## What to work on
Please pull out each line of the data below that contains the string "affinités".

Dataset records
━━━━━━━━━━━━━━━━
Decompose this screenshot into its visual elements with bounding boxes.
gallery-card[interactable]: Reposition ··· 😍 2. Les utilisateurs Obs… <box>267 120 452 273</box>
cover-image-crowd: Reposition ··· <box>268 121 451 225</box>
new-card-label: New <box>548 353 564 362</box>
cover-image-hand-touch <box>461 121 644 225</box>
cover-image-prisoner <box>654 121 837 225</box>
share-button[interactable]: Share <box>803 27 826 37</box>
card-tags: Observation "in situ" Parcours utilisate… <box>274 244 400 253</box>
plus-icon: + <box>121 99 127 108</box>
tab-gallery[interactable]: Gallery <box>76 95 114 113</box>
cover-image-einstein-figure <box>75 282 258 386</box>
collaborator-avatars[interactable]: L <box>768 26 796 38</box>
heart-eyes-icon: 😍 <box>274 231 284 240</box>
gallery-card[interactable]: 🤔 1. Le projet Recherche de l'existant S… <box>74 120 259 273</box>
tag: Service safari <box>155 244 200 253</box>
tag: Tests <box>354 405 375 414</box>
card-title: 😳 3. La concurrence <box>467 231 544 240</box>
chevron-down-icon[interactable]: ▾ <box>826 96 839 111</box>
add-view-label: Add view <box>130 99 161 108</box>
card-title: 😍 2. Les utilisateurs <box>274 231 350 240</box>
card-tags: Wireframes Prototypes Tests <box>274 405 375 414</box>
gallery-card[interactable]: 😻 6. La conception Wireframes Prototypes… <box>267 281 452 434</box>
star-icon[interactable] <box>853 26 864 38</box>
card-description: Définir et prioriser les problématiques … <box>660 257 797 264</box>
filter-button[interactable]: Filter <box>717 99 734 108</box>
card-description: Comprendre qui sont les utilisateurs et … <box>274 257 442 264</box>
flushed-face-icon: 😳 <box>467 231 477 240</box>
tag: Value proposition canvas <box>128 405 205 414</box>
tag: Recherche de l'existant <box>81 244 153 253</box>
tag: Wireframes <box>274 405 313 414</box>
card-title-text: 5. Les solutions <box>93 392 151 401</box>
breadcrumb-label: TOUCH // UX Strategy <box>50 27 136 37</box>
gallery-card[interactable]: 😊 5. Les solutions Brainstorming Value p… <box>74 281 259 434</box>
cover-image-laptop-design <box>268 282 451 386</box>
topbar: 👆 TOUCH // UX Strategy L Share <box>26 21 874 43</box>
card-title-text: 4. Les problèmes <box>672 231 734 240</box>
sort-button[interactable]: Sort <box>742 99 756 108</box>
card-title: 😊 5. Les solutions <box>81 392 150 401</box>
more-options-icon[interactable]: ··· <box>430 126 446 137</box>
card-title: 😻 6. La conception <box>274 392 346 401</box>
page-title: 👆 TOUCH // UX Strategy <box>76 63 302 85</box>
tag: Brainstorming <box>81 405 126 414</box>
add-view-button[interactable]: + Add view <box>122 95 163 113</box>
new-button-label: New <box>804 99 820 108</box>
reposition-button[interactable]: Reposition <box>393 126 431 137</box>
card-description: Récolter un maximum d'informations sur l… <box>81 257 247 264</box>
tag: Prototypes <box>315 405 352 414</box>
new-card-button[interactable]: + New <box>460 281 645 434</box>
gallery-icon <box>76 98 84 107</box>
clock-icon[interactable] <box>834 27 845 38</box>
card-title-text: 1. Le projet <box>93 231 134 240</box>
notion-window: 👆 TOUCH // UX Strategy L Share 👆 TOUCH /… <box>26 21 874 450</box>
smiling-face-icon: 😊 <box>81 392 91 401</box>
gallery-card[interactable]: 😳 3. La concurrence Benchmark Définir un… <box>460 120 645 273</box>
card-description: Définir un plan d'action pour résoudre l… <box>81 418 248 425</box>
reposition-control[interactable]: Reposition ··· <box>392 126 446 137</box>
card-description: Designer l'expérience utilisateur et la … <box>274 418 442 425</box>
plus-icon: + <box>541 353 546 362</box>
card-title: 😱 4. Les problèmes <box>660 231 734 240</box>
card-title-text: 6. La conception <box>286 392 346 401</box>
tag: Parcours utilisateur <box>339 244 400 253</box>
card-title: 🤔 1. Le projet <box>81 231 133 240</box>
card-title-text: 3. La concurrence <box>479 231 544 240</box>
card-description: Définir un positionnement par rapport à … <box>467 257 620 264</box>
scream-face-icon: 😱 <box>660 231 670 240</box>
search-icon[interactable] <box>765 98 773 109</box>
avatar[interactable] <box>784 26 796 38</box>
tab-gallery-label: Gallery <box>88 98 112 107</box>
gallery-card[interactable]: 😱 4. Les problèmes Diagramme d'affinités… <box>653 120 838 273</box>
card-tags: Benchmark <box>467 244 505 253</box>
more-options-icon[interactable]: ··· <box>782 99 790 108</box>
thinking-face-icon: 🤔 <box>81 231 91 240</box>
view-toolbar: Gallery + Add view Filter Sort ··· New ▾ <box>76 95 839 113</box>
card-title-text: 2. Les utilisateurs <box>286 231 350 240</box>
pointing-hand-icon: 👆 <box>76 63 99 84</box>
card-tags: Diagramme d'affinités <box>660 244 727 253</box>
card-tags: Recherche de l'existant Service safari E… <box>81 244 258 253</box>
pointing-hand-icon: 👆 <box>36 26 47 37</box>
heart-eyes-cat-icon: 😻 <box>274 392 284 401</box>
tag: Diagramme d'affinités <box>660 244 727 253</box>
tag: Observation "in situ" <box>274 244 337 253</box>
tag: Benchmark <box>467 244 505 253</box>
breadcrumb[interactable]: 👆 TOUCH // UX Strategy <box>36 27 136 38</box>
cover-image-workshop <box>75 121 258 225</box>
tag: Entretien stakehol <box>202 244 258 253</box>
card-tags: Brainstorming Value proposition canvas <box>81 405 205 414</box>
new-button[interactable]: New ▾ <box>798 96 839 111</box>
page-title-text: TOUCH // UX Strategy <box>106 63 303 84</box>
━━━━━━━━━━━━━━━━
## Reply to the task
gallery-card[interactable]: 😱 4. Les problèmes Diagramme d'affinités… <box>653 120 838 273</box>
card-tags: Diagramme d'affinités <box>660 244 727 253</box>
tag: Diagramme d'affinités <box>660 244 727 253</box>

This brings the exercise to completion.